• _Part of a data file_:
☆ ☆ ☆ ☆ ☆

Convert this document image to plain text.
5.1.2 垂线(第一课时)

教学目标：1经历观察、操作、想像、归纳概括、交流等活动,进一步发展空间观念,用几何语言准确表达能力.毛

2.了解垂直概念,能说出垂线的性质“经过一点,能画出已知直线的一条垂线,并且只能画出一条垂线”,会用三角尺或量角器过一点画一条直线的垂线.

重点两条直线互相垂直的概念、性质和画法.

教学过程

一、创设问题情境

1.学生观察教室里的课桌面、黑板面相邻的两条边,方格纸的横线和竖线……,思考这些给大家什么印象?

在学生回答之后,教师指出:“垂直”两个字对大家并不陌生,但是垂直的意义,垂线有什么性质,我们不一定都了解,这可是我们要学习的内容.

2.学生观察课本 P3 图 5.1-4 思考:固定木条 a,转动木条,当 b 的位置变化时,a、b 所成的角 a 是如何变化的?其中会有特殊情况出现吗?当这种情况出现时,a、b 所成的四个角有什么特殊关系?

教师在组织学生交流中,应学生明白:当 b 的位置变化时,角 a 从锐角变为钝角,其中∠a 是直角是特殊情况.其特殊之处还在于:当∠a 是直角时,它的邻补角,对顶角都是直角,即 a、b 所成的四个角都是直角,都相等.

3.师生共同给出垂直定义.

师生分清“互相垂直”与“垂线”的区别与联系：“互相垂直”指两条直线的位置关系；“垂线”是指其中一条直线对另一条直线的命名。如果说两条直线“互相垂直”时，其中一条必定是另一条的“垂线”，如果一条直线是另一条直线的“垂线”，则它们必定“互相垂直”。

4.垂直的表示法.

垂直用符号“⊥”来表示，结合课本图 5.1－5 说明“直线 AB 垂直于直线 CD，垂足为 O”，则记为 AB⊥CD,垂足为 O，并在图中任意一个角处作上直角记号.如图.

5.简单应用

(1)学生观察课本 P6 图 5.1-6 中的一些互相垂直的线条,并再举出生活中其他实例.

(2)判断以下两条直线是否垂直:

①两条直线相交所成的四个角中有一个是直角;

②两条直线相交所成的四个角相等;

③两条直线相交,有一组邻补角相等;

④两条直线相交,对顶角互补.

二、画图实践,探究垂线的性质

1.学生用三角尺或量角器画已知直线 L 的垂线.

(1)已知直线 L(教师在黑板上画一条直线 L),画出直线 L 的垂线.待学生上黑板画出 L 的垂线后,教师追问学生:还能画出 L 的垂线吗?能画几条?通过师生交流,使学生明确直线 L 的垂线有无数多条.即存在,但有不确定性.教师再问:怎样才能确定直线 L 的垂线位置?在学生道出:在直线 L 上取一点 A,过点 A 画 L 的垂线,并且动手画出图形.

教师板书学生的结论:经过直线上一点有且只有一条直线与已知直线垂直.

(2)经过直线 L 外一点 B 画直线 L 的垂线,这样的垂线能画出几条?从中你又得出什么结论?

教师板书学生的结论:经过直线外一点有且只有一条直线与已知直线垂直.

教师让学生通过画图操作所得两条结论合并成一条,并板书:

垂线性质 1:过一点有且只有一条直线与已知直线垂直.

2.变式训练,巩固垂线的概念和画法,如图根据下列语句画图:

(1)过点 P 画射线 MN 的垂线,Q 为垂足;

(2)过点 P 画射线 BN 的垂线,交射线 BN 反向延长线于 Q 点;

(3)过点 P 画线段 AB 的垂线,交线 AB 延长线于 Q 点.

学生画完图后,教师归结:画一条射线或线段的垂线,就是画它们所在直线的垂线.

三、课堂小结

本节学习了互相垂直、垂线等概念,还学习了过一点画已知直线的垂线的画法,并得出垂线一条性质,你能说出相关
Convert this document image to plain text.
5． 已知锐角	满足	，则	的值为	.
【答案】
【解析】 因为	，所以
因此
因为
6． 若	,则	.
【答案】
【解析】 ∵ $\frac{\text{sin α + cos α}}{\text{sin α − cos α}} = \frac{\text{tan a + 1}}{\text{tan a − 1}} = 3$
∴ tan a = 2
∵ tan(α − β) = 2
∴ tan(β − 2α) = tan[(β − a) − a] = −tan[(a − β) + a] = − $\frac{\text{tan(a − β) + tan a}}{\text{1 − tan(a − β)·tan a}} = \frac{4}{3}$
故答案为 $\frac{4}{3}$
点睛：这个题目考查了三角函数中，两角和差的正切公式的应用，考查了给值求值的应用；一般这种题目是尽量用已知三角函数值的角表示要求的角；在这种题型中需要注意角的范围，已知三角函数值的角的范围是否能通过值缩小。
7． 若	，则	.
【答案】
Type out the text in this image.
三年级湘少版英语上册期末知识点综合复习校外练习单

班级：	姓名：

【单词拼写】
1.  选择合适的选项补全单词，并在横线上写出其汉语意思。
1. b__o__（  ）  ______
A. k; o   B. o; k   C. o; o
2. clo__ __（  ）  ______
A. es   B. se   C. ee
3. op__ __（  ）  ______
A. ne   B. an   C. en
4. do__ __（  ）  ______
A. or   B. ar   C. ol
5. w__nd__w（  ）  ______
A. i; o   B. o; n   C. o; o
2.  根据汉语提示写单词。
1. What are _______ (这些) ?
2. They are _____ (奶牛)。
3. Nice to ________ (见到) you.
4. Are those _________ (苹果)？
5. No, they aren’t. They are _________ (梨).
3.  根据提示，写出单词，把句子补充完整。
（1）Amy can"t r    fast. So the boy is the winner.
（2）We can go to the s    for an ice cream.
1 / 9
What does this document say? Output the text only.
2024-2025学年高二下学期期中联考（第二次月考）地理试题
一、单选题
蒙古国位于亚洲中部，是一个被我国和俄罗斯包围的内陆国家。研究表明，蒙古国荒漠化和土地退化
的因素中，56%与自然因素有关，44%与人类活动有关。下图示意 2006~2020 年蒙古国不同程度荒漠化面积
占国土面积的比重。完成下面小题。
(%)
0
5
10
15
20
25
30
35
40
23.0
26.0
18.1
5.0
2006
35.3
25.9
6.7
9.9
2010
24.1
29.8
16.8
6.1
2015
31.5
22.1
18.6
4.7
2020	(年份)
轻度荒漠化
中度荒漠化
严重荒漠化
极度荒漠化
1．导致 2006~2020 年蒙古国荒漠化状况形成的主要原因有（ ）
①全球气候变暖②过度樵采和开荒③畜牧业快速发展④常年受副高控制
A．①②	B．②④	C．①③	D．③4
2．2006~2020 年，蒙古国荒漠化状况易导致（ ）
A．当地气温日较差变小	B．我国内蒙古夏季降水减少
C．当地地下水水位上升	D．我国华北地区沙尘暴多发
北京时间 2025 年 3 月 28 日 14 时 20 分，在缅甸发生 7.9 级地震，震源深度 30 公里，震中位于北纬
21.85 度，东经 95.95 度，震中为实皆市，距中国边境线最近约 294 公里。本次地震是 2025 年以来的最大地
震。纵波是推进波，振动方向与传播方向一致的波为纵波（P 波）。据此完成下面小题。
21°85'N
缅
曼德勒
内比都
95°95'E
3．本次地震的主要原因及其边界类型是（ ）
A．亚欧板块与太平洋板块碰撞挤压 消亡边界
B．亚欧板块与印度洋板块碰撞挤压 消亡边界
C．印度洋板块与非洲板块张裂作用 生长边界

☆ ☆ ☆ ☆ ☆

• _PROBLEM TO WORK ON_: Go through the records above, find every line with the word "What", and list those lines.

• _WORKED ANSWER_:
1. What are _______ (这些) ?
What does this document say? Output the text only.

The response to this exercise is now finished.